SHORT TASK: Transcribe every line of the records verbatim.

MATERIALS PROVIDED:
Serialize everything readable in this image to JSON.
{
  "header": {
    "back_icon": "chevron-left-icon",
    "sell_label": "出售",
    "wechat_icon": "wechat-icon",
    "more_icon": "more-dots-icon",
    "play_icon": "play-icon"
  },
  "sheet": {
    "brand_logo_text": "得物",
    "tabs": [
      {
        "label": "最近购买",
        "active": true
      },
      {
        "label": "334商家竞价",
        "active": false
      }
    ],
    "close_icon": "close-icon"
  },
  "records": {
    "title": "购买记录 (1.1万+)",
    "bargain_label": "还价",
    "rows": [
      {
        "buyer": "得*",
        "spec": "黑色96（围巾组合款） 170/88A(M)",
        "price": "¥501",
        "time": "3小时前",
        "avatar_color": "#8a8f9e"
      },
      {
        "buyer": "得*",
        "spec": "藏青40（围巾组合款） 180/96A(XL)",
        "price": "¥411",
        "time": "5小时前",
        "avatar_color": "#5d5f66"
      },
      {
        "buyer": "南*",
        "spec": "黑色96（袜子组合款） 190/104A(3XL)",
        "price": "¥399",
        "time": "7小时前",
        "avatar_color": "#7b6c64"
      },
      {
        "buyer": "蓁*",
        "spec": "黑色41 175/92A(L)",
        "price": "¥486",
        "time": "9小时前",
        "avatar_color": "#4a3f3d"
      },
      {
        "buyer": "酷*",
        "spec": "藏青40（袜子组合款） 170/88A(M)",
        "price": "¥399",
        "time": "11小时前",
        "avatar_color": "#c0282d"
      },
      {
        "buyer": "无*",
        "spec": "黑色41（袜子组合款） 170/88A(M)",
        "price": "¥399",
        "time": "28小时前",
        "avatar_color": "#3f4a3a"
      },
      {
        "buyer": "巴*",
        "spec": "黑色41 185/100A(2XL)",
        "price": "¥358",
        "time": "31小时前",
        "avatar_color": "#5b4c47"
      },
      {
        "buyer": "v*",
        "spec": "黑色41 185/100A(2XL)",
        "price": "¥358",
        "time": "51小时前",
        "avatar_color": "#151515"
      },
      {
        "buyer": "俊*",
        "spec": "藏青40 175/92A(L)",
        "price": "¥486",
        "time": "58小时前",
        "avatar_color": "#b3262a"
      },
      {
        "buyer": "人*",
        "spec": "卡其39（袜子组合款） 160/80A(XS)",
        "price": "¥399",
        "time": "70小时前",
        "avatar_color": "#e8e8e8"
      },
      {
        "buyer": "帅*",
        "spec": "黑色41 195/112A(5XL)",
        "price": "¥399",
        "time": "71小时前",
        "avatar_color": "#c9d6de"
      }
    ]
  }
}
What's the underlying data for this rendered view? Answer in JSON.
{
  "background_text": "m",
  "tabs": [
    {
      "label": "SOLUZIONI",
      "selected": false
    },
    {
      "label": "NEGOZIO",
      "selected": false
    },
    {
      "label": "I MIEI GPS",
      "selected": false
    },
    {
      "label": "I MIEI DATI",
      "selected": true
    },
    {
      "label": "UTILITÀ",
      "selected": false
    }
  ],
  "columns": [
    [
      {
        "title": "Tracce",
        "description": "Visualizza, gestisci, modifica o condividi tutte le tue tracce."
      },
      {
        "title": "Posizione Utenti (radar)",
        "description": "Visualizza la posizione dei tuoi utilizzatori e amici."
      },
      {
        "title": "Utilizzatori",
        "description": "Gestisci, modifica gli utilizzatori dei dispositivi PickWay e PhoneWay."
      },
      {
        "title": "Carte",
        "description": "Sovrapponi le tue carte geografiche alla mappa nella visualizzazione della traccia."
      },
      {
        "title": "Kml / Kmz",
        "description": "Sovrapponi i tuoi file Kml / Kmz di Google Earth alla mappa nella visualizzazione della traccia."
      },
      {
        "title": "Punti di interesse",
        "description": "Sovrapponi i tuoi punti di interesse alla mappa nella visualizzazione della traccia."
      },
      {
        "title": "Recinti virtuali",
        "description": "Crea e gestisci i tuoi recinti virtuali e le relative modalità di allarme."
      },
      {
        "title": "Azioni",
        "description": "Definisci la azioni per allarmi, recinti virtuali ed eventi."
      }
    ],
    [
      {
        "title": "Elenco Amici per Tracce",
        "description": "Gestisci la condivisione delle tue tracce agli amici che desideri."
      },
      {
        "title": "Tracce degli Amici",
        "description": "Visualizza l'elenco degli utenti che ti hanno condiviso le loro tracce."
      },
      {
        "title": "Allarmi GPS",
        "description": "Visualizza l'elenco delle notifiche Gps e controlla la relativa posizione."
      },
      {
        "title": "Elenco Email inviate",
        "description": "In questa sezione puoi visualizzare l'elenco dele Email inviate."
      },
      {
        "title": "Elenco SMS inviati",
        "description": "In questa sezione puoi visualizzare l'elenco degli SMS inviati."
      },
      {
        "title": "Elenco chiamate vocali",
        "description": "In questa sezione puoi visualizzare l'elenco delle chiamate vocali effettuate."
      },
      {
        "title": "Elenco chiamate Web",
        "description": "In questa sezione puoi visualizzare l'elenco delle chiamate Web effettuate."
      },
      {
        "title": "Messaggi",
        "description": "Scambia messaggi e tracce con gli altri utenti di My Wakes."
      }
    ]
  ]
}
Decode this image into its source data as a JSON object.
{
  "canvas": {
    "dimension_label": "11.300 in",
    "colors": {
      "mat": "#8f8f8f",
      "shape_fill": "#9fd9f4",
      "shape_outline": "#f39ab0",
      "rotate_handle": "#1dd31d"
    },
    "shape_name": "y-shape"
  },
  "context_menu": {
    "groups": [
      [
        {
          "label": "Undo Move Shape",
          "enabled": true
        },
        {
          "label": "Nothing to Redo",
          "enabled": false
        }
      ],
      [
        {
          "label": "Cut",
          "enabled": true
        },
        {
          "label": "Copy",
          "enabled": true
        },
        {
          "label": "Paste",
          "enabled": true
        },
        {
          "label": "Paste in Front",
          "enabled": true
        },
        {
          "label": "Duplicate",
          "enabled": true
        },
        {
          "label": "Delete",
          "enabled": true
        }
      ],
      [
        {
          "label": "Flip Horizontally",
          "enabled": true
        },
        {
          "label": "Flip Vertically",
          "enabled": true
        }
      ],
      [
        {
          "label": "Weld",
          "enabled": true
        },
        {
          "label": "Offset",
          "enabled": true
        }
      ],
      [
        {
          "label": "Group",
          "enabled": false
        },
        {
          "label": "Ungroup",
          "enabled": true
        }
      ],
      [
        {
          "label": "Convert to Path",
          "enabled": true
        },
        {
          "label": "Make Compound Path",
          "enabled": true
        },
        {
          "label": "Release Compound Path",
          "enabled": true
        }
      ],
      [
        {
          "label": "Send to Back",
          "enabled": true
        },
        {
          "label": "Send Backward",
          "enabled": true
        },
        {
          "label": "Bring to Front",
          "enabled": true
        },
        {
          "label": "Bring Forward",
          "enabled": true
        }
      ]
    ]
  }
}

REPLY:
Serialize everything readable in this image to JSON.
{
  "header": {
    "back_icon": "chevron-left-icon",
    "sell_label": "出售",
    "wechat_icon": "wechat-icon",
    "more_icon": "more-dots-icon",
    "play_icon": "play-icon"
  },
  "sheet": {
    "brand_logo_text": "得物",
    "tabs": [
      {
        "label": "最近购买",
        "active": true
      },
      {
        "label": "334商家竞价",
        "active": false
      }
    ],
    "close_icon": "close-icon"
  },
  "records": {
    "title": "购买记录 (1.1万+)",
    "bargain_label": "还价",
    "rows": [
      {
        "buyer": "得*",
        "spec": "黑色96（围巾组合款） 170/88A(M)",
        "price": "¥501",
        "time": "3小时前",
        "avatar_color": "#8a8f9e"
      },
      {
        "buyer": "得*",
        "spec": "藏青40（围巾组合款） 180/96A(XL)",
        "price": "¥411",
        "time": "5小时前",
        "avatar_color": "#5d5f66"
      },
      {
        "buyer": "南*",
        "spec": "黑色96（袜子组合款） 190/104A(3XL)",
        "price": "¥399",
        "time": "7小时前",
        "avatar_color": "#7b6c64"
      },
      {
        "buyer": "蓁*",
        "spec": "黑色41 175/92A(L)",
        "price": "¥486",
        "time": "9小时前",
        "avatar_color": "#4a3f3d"
      },
      {
        "buyer": "酷*",
        "spec": "藏青40（袜子组合款） 170/88A(M)",
        "price": "¥399",
        "time": "11小时前",
        "avatar_color": "#c0282d"
      },
      {
        "buyer": "无*",
        "spec": "黑色41（袜子组合款） 170/88A(M)",
        "price": "¥399",
        "time": "28小时前",
        "avatar_color": "#3f4a3a"
      },
      {
        "buyer": "巴*",
        "spec": "黑色41 185/100A(2XL)",
        "price": "¥358",
        "time": "31小时前",
        "avatar_color": "#5b4c47"
      },
      {
        "buyer": "v*",
        "spec": "黑色41 185/100A(2XL)",
        "price": "¥358",
        "time": "51小时前",
        "avatar_color": "#151515"
      },
      {
        "buyer": "俊*",
        "spec": "藏青40 175/92A(L)",
        "price": "¥486",
        "time": "58小时前",
        "avatar_color": "#b3262a"
      },
      {
        "buyer": "人*",
        "spec": "卡其39（袜子组合款） 160/80A(XS)",
        "price": "¥399",
        "time": "70小时前",
        "avatar_color": "#e8e8e8"
      },
      {
        "buyer": "帅*",
        "spec": "黑色41 195/112A(5XL)",
        "price": "¥399",
        "time": "71小时前",
        "avatar_color": "#c9d6de"
      }
    ]
  }
}
What's the underlying data for this rendered view? Answer in JSON.
{
  "background_text": "m",
  "tabs": [
    {
      "label": "SOLUZIONI",
      "selected": false
    },
    {
      "label": "NEGOZIO",
      "selected": false
    },
    {
      "label": "I MIEI GPS",
      "selected": false
    },
    {
      "label": "I MIEI DATI",
      "selected": true
    },
    {
      "label": "UTILITÀ",
      "selected": false
    }
  ],
  "columns": [
    [
      {
        "title": "Tracce",
        "description": "Visualizza, gestisci, modifica o condividi tutte le tue tracce."
      },
      {
        "title": "Posizione Utenti (radar)",
        "description": "Visualizza la posizione dei tuoi utilizzatori e amici."
      },
      {
        "title": "Utilizzatori",
        "description": "Gestisci, modifica gli utilizzatori dei dispositivi PickWay e PhoneWay."
      },
      {
        "title": "Carte",
        "description": "Sovrapponi le tue carte geografiche alla mappa nella visualizzazione della traccia."
      },
      {
        "title": "Kml / Kmz",
        "description": "Sovrapponi i tuoi file Kml / Kmz di Google Earth alla mappa nella visualizzazione della traccia."
      },
      {
        "title": "Punti di interesse",
        "description": "Sovrapponi i tuoi punti di interesse alla mappa nella visualizzazione della traccia."
      },
      {
        "title": "Recinti virtuali",
        "description": "Crea e gestisci i tuoi recinti virtuali e le relative modalità di allarme."
      },
      {
        "title": "Azioni",
        "description": "Definisci la azioni per allarmi, recinti virtuali ed eventi."
      }
    ],
    [
      {
        "title": "Elenco Amici per Tracce",
        "description": "Gestisci la condivisione delle tue tracce agli amici che desideri."
      },
      {
        "title": "Tracce degli Amici",
        "description": "Visualizza l'elenco degli utenti che ti hanno condiviso le loro tracce."
      },
      {
        "title": "Allarmi GPS",
        "description": "Visualizza l'elenco delle notifiche Gps e controlla la relativa posizione."
      },
      {
        "title": "Elenco Email inviate",
        "description": "In questa sezione puoi visualizzare l'elenco dele Email inviate."
      },
      {
        "title": "Elenco SMS inviati",
        "description": "In questa sezione puoi visualizzare l'elenco degli SMS inviati."
      },
      {
        "title": "Elenco chiamate vocali",
        "description": "In questa sezione puoi visualizzare l'elenco delle chiamate vocali effettuate."
      },
      {
        "title": "Elenco chiamate Web",
        "description": "In questa sezione puoi visualizzare l'elenco delle chiamate Web effettuate."
      },
      {
        "title": "Messaggi",
        "description": "Scambia messaggi e tracce con gli altri utenti di My Wakes."
      }
    ]
  ]
}
Decode this image into its source data as a JSON object.
{
  "canvas": {
    "dimension_label": "11.300 in",
    "colors": {
      "mat": "#8f8f8f",
      "shape_fill": "#9fd9f4",
      "shape_outline": "#f39ab0",
      "rotate_handle": "#1dd31d"
    },
    "shape_name": "y-shape"
  },
  "context_menu": {
    "groups": [
      [
        {
          "label": "Undo Move Shape",
          "enabled": true
        },
        {
          "label": "Nothing to Redo",
          "enabled": false
        }
      ],
      [
        {
          "label": "Cut",
          "enabled": true
        },
        {
          "label": "Copy",
          "enabled": true
        },
        {
          "label": "Paste",
          "enabled": true
        },
        {
          "label": "Paste in Front",
          "enabled": true
        },
        {
          "label": "Duplicate",
          "enabled": true
        },
        {
          "label": "Delete",
          "enabled": true
        }
      ],
      [
        {
          "label": "Flip Horizontally",
          "enabled": true
        },
        {
          "label": "Flip Vertically",
          "enabled": true
        }
      ],
      [
        {
          "label": "Weld",
          "enabled": true
        },
        {
          "label": "Offset",
          "enabled": true
        }
      ],
      [
        {
          "label": "Group",
          "enabled": false
        },
        {
          "label": "Ungroup",
          "enabled": true
        }
      ],
      [
        {
          "label": "Convert to Path",
          "enabled": true
        },
        {
          "label": "Make Compound Path",
          "enabled": true
        },
        {
          "label": "Release Compound Path",
          "enabled": true
        }
      ],
      [
        {
          "label": "Send to Back",
          "enabled": true
        },
        {
          "label": "Send Backward",
          "enabled": true
        },
        {
          "label": "Bring to Front",
          "enabled": true
        },
        {
          "label": "Bring Forward",
          "enabled": true
        }
      ]
    ]
  }
}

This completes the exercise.